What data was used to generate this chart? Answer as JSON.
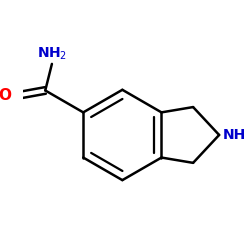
{
  "bg_color": "#ffffff",
  "bond_color": "#000000",
  "o_color": "#ff0000",
  "n_color": "#0000cc",
  "bond_width": 1.8,
  "font_size_atom": 10,
  "figsize": [
    2.5,
    2.5
  ],
  "dpi": 100,
  "xlim": [
    -0.75,
    0.95
  ],
  "ylim": [
    -0.7,
    0.65
  ]
}
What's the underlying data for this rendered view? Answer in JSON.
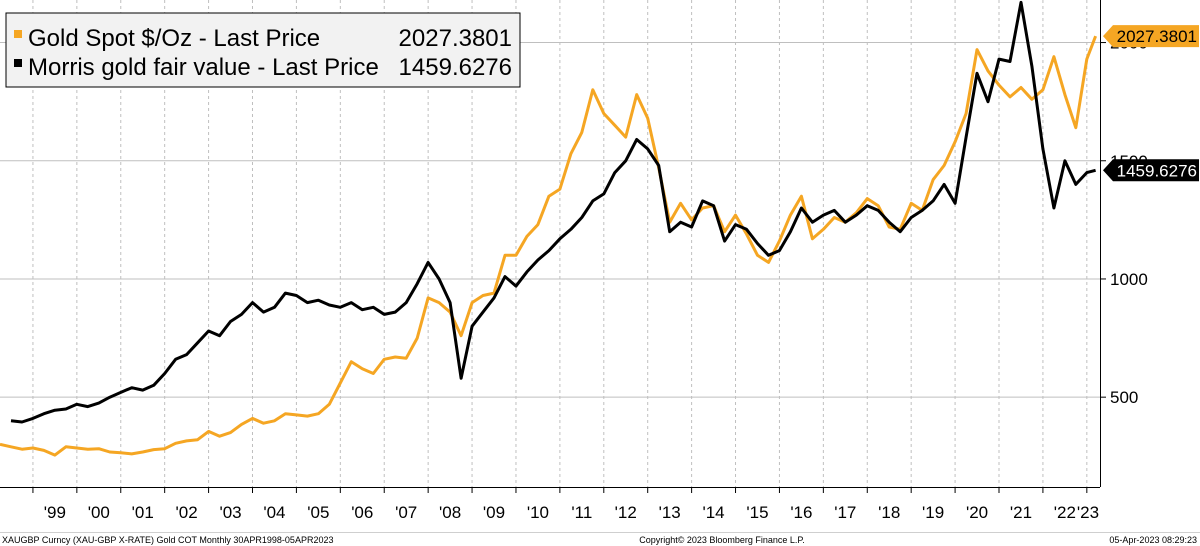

+ + + +

• **Goal**:
Leaving aside the images, write out the entries above word for word.

• **Completed exercise**:
What data was used to generate this chart? Answer as JSON.
{
  "bg_color": "#ffffff",
  "bond_color": "#000000",
  "o_color": "#ff0000",
  "n_color": "#0000cc",
  "bond_width": 1.8,
  "font_size_atom": 10,
  "figsize": [
    2.5,
    2.5
  ],
  "dpi": 100,
  "xlim": [
    -0.75,
    0.95
  ],
  "ylim": [
    -0.7,
    0.65
  ]
}
What's the underlying data for this rendered view? Answer in JSON.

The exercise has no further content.